▸ **Extracted data**
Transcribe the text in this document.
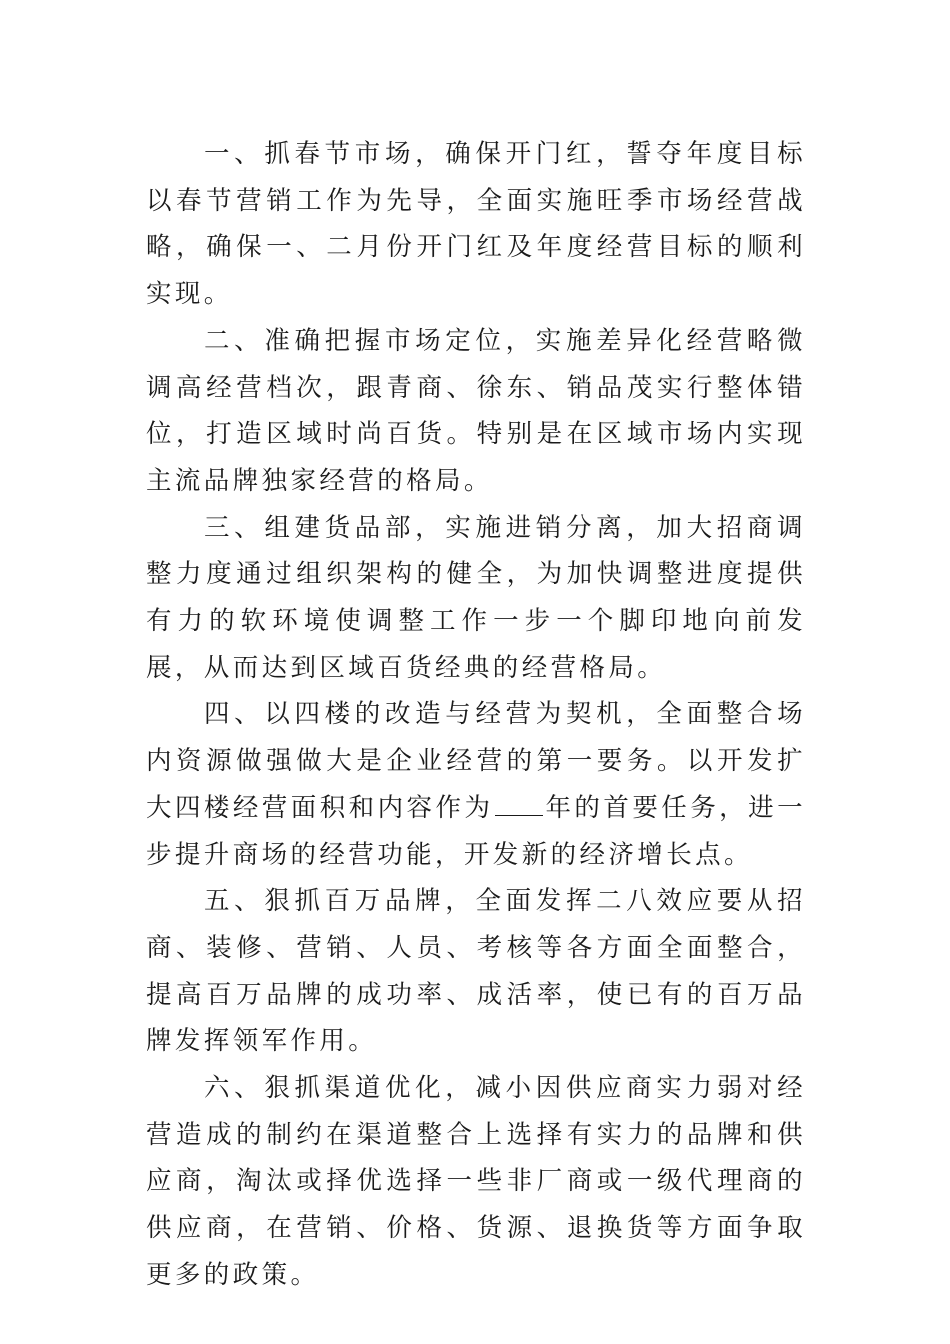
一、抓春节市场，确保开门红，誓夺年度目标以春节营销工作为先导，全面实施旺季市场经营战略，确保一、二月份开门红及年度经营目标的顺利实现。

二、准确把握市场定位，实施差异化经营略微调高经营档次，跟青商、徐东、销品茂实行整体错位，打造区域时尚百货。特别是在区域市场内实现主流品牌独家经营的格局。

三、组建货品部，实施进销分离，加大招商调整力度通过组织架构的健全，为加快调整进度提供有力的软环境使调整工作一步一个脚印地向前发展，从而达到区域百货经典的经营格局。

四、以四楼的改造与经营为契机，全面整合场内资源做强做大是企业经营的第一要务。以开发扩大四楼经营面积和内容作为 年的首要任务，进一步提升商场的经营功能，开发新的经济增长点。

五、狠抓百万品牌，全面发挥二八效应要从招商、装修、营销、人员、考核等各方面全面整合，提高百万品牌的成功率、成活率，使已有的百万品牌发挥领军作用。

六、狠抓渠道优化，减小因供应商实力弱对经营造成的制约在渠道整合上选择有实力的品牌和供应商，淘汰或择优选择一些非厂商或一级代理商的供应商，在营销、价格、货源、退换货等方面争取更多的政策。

▸ **What is expected**
Give the entries again word for word, but skip the pictures.

▸ **Reply to the exercise**
Transcribe the text in this document.
一、抓春节市场，确保开门红，誓夺年度目标以春节营销工作为先导，全面实施旺季市场经营战略，确保一、二月份开门红及年度经营目标的顺利实现。

二、准确把握市场定位，实施差异化经营略微调高经营档次，跟青商、徐东、销品茂实行整体错位，打造区域时尚百货。特别是在区域市场内实现主流品牌独家经营的格局。

三、组建货品部，实施进销分离，加大招商调整力度通过组织架构的健全，为加快调整进度提供有力的软环境使调整工作一步一个脚印地向前发展，从而达到区域百货经典的经营格局。

四、以四楼的改造与经营为契机，全面整合场内资源做强做大是企业经营的第一要务。以开发扩大四楼经营面积和内容作为 年的首要任务，进一步提升商场的经营功能，开发新的经济增长点。

五、狠抓百万品牌，全面发挥二八效应要从招商、装修、营销、人员、考核等各方面全面整合，提高百万品牌的成功率、成活率，使已有的百万品牌发挥领军作用。

六、狠抓渠道优化，减小因供应商实力弱对经营造成的制约在渠道整合上选择有实力的品牌和供应商，淘汰或择优选择一些非厂商或一级代理商的供应商，在营销、价格、货源、退换货等方面争取更多的政策。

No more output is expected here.